▸ Directions: Reproduce every line of the records below verbatim, without any alteration.
━━━━━━━━━━━━━━━━
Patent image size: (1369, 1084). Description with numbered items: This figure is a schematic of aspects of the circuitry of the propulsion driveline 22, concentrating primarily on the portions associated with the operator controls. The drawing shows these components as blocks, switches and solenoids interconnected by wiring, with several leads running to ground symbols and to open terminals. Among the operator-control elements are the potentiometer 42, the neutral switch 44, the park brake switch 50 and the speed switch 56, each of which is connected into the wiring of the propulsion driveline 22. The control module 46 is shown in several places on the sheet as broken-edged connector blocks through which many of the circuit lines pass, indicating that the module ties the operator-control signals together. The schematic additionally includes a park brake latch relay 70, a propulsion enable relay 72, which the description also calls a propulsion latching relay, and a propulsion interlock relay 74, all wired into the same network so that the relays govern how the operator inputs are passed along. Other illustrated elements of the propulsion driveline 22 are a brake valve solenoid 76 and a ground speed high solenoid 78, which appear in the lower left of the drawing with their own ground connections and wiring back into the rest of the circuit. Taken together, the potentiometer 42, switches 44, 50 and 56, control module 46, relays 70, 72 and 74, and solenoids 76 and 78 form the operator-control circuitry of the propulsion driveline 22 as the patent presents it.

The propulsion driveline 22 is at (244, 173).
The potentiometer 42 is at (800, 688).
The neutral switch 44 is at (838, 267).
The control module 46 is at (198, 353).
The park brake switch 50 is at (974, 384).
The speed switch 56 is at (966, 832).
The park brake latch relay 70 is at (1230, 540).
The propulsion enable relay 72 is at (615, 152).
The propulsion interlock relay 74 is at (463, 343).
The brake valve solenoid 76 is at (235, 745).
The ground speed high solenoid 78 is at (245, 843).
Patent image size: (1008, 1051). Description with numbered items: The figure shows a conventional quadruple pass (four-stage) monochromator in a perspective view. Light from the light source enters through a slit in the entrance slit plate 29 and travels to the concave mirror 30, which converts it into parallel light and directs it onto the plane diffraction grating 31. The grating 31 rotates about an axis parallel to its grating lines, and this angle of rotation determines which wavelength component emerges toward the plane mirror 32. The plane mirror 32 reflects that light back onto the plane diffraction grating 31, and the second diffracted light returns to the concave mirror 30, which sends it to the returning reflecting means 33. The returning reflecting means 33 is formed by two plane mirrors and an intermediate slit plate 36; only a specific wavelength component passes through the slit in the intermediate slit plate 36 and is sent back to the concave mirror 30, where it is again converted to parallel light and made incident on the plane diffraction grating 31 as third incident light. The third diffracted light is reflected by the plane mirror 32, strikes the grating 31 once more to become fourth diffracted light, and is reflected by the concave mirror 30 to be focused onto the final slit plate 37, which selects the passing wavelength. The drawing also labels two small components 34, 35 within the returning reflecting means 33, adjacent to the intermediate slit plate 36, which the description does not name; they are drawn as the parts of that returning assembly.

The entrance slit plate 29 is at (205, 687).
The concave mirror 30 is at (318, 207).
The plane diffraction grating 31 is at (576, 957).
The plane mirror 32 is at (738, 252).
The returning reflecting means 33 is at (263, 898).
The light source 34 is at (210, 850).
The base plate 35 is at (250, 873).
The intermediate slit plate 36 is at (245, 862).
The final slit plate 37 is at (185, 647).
━━━━━━━━━━━━━━━━
▸ Final result:
Patent image size: (1369, 1084). Description with numbered items: This figure is a schematic of aspects of the circuitry of the propulsion driveline 22, concentrating primarily on the portions associated with the operator controls. The drawing shows these components as blocks, switches and solenoids interconnected by wiring, with several leads running to ground symbols and to open terminals. Among the operator-control elements are the potentiometer 42, the neutral switch 44, the park brake switch 50 and the speed switch 56, each of which is connected into the wiring of the propulsion driveline 22. The control module 46 is shown in several places on the sheet as broken-edged connector blocks through which many of the circuit lines pass, indicating that the module ties the operator-control signals together. The schematic additionally includes a park brake latch relay 70, a propulsion enable relay 72, which the description also calls a propulsion latching relay, and a propulsion interlock relay 74, all wired into the same network so that the relays govern how the operator inputs are passed along. Other illustrated elements of the propulsion driveline 22 are a brake valve solenoid 76 and a ground speed high solenoid 78, which appear in the lower left of the drawing with their own ground connections and wiring back into the rest of the circuit. Taken together, the potentiometer 42, switches 44, 50 and 56, control module 46, relays 70, 72 and 74, and solenoids 76 and 78 form the operator-control circuitry of the propulsion driveline 22 as the patent presents it.

The propulsion driveline 22 is at (244, 173).
The potentiometer 42 is at (800, 688).
The neutral switch 44 is at (838, 267).
The control module 46 is at (198, 353).
The park brake switch 50 is at (974, 384).
The speed switch 56 is at (966, 832).
The park brake latch relay 70 is at (1230, 540).
The propulsion enable relay 72 is at (615, 152).
The propulsion interlock relay 74 is at (463, 343).
The brake valve solenoid 76 is at (235, 745).
The ground speed high solenoid 78 is at (245, 843).
Patent image size: (1008, 1051). Description with numbered items: The figure shows a conventional quadruple pass (four-stage) monochromator in a perspective view. Light from the light source enters through a slit in the entrance slit plate 29 and travels to the concave mirror 30, which converts it into parallel light and directs it onto the plane diffraction grating 31. The grating 31 rotates about an axis parallel to its grating lines, and this angle of rotation determines which wavelength component emerges toward the plane mirror 32. The plane mirror 32 reflects that light back onto the plane diffraction grating 31, and the second diffracted light returns to the concave mirror 30, which sends it to the returning reflecting means 33. The returning reflecting means 33 is formed by two plane mirrors and an intermediate slit plate 36; only a specific wavelength component passes through the slit in the intermediate slit plate 36 and is sent back to the concave mirror 30, where it is again converted to parallel light and made incident on the plane diffraction grating 31 as third incident light. The third diffracted light is reflected by the plane mirror 32, strikes the grating 31 once more to become fourth diffracted light, and is reflected by the concave mirror 30 to be focused onto the final slit plate 37, which selects the passing wavelength. The drawing also labels two small components 34, 35 within the returning reflecting means 33, adjacent to the intermediate slit plate 36, which the description does not name; they are drawn as the parts of that returning assembly.

The entrance slit plate 29 is at (205, 687).
The concave mirror 30 is at (318, 207).
The plane diffraction grating 31 is at (576, 957).
The plane mirror 32 is at (738, 252).
The returning reflecting means 33 is at (263, 898).
The light source 34 is at (210, 850).
The base plate 35 is at (250, 873).
The intermediate slit plate 36 is at (245, 862).
The final slit plate 37 is at (185, 647).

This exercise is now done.